# SHORT TASK:
Copy word for word the part of the records that runs from their first line through the line containing "list-heading: Më konkretisht", with both ends included.

# MATERIAL PROVIDED:
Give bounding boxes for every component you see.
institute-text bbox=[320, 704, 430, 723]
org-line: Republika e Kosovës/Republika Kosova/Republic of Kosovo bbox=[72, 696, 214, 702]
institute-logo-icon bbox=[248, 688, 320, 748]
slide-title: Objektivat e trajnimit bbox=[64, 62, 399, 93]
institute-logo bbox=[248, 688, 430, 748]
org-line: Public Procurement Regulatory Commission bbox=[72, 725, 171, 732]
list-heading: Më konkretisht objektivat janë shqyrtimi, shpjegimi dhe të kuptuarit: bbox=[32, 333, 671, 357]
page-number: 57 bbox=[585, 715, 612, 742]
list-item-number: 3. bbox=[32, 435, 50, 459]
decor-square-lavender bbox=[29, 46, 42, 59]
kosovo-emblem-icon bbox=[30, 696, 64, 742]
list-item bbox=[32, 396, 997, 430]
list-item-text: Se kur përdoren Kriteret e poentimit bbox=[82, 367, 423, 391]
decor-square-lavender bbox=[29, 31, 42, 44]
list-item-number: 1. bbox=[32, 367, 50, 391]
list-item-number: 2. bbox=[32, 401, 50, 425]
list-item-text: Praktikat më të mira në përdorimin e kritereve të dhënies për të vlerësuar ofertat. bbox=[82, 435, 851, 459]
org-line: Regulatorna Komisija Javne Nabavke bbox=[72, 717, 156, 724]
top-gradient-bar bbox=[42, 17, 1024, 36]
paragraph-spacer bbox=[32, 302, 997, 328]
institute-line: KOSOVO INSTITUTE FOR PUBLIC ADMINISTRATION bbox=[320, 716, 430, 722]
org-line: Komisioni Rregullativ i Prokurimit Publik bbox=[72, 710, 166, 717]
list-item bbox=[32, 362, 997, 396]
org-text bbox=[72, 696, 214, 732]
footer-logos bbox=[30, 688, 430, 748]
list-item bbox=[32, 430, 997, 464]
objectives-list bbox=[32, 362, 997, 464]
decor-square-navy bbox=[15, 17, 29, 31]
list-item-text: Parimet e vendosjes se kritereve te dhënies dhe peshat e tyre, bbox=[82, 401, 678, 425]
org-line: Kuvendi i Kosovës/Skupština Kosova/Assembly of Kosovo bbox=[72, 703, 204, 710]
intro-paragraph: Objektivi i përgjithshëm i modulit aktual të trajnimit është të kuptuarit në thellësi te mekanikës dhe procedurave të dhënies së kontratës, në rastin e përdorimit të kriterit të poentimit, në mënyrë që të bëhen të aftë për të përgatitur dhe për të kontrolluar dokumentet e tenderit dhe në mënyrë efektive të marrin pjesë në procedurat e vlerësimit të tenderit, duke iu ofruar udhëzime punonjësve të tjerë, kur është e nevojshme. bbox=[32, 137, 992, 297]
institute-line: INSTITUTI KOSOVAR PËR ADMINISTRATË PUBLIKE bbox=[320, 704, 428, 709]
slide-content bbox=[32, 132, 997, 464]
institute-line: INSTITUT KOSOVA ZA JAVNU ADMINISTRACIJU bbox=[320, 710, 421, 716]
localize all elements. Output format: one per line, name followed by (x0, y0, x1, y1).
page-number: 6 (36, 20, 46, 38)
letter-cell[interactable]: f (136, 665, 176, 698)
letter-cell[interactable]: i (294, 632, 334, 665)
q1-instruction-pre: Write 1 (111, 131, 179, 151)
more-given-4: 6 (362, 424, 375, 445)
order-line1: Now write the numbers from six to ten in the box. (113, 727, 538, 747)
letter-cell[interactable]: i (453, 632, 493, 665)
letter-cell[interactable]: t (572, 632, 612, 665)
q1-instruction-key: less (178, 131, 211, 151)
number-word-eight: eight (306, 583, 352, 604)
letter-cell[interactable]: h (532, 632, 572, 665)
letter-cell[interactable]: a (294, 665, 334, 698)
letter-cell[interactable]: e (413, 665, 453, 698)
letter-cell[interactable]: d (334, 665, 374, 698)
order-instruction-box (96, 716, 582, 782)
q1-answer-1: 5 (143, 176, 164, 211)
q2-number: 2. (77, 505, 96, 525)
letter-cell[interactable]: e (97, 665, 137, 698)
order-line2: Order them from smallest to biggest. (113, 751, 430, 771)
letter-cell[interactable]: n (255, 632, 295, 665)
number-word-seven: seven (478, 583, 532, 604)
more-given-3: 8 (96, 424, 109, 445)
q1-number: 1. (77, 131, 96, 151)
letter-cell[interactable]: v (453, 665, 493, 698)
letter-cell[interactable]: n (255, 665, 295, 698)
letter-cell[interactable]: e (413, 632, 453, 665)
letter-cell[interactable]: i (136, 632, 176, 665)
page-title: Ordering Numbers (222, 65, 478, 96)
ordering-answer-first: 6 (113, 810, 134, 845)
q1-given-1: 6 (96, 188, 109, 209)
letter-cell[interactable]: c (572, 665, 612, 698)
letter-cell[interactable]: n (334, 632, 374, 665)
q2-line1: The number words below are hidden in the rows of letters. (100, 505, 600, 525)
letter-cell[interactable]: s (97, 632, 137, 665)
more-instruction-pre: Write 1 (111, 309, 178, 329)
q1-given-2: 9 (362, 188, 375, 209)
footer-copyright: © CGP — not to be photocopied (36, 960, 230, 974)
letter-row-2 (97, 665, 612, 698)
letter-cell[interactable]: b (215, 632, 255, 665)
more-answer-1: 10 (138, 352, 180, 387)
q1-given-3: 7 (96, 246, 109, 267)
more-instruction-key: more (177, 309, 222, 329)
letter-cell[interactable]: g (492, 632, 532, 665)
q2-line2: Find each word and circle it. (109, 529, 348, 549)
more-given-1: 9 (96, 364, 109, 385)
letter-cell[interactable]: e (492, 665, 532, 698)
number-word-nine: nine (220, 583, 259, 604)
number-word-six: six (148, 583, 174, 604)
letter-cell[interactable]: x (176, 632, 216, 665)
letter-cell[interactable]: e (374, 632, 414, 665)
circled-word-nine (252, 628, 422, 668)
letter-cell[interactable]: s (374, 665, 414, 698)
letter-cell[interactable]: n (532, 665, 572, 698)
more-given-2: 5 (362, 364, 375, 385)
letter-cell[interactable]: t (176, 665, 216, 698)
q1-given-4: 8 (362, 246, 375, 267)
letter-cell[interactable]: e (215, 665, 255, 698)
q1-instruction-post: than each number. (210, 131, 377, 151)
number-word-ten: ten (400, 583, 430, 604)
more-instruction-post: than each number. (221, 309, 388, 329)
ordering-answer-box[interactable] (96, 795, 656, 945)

# ANSWER TO THIS EXERCISE:
Give bounding boxes for every component you see.
institute-text bbox=[320, 704, 430, 723]
org-line: Republika e Kosovës/Republika Kosova/Republic of Kosovo bbox=[72, 696, 214, 702]
institute-logo-icon bbox=[248, 688, 320, 748]
slide-title: Objektivat e trajnimit bbox=[64, 62, 399, 93]
institute-logo bbox=[248, 688, 430, 748]
org-line: Public Procurement Regulatory Commission bbox=[72, 725, 171, 732]
list-heading: Më konkretisht objektivat janë shqyrtimi, shpjegimi dhe të kuptuarit: bbox=[32, 333, 671, 357]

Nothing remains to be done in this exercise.